• PROBLEM TO WORK ON
Can you restate the records below word for word?

━━━━━ RECORDED DATA ━━━━━

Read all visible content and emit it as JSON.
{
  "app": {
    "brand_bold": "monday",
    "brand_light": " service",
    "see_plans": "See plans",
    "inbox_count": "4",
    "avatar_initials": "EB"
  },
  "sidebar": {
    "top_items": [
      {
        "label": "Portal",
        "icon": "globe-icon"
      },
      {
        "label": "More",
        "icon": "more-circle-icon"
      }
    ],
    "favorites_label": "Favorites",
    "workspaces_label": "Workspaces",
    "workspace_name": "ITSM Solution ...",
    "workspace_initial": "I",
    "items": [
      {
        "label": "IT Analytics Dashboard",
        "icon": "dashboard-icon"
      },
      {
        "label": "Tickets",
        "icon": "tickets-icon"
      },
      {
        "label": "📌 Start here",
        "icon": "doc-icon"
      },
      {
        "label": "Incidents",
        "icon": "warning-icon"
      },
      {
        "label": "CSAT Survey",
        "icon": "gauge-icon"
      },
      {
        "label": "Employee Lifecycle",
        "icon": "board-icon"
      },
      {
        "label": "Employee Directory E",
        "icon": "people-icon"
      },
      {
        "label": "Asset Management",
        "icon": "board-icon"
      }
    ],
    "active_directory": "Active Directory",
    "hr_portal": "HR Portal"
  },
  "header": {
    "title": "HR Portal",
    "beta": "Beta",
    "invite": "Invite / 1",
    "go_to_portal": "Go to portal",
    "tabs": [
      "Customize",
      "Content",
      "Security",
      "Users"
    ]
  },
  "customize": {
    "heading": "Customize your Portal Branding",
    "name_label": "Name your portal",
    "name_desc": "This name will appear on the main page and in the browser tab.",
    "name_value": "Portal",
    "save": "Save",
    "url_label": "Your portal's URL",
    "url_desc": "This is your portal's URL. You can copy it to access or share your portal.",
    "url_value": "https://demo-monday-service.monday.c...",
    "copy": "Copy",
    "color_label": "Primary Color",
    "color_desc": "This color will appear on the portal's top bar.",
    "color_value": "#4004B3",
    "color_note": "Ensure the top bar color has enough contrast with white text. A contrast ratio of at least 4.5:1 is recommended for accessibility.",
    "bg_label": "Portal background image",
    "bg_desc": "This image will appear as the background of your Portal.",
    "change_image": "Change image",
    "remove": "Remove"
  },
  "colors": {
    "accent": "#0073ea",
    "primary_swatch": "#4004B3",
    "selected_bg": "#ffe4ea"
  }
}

━━━━━

• EXERCISE RESULT
Read all visible content and emit it as JSON.
{
  "app": {
    "brand_bold": "monday",
    "brand_light": " service",
    "see_plans": "See plans",
    "inbox_count": "4",
    "avatar_initials": "EB"
  },
  "sidebar": {
    "top_items": [
      {
        "label": "Portal",
        "icon": "globe-icon"
      },
      {
        "label": "More",
        "icon": "more-circle-icon"
      }
    ],
    "favorites_label": "Favorites",
    "workspaces_label": "Workspaces",
    "workspace_name": "ITSM Solution ...",
    "workspace_initial": "I",
    "items": [
      {
        "label": "IT Analytics Dashboard",
        "icon": "dashboard-icon"
      },
      {
        "label": "Tickets",
        "icon": "tickets-icon"
      },
      {
        "label": "📌 Start here",
        "icon": "doc-icon"
      },
      {
        "label": "Incidents",
        "icon": "warning-icon"
      },
      {
        "label": "CSAT Survey",
        "icon": "gauge-icon"
      },
      {
        "label": "Employee Lifecycle",
        "icon": "board-icon"
      },
      {
        "label": "Employee Directory E",
        "icon": "people-icon"
      },
      {
        "label": "Asset Management",
        "icon": "board-icon"
      }
    ],
    "active_directory": "Active Directory",
    "hr_portal": "HR Portal"
  },
  "header": {
    "title": "HR Portal",
    "beta": "Beta",
    "invite": "Invite / 1",
    "go_to_portal": "Go to portal",
    "tabs": [
      "Customize",
      "Content",
      "Security",
      "Users"
    ]
  },
  "customize": {
    "heading": "Customize your Portal Branding",
    "name_label": "Name your portal",
    "name_desc": "This name will appear on the main page and in the browser tab.",
    "name_value": "Portal",
    "save": "Save",
    "url_label": "Your portal's URL",
    "url_desc": "This is your portal's URL. You can copy it to access or share your portal.",
    "url_value": "https://demo-monday-service.monday.c...",
    "copy": "Copy",
    "color_label": "Primary Color",
    "color_desc": "This color will appear on the portal's top bar.",
    "color_value": "#4004B3",
    "color_note": "Ensure the top bar color has enough contrast with white text. A contrast ratio of at least 4.5:1 is recommended for accessibility.",
    "bg_label": "Portal background image",
    "bg_desc": "This image will appear as the background of your Portal.",
    "change_image": "Change image",
    "remove": "Remove"
  },
  "colors": {
    "accent": "#0073ea",
    "primary_swatch": "#4004B3",
    "selected_bg": "#ffe4ea"
  }
}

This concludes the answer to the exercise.